## Dataset

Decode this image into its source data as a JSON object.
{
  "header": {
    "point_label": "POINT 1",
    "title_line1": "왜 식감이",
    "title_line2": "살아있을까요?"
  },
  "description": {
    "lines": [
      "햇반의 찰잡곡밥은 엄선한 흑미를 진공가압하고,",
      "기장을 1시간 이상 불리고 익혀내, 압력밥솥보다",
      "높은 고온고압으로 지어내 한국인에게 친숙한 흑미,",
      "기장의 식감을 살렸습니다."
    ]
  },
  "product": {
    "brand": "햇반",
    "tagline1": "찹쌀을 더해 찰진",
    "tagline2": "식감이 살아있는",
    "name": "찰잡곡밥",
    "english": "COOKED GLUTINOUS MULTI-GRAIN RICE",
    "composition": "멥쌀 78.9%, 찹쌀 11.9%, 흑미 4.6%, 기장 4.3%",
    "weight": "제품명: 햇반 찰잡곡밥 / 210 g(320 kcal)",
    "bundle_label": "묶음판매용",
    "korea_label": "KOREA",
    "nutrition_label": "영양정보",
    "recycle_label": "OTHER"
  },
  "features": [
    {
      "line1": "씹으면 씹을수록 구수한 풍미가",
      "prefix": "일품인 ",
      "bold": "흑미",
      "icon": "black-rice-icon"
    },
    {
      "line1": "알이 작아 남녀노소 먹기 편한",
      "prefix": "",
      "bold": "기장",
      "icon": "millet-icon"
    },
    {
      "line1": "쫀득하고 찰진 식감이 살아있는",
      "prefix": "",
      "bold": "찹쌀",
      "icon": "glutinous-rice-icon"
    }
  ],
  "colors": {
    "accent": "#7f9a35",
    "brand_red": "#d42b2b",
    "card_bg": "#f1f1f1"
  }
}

## What is needed
In the entries above, find each line with the string "icon" and copy it.

## Output of the task
      "icon": "black-rice-icon"
      "icon": "millet-icon"
      "icon": "glutinous-rice-icon"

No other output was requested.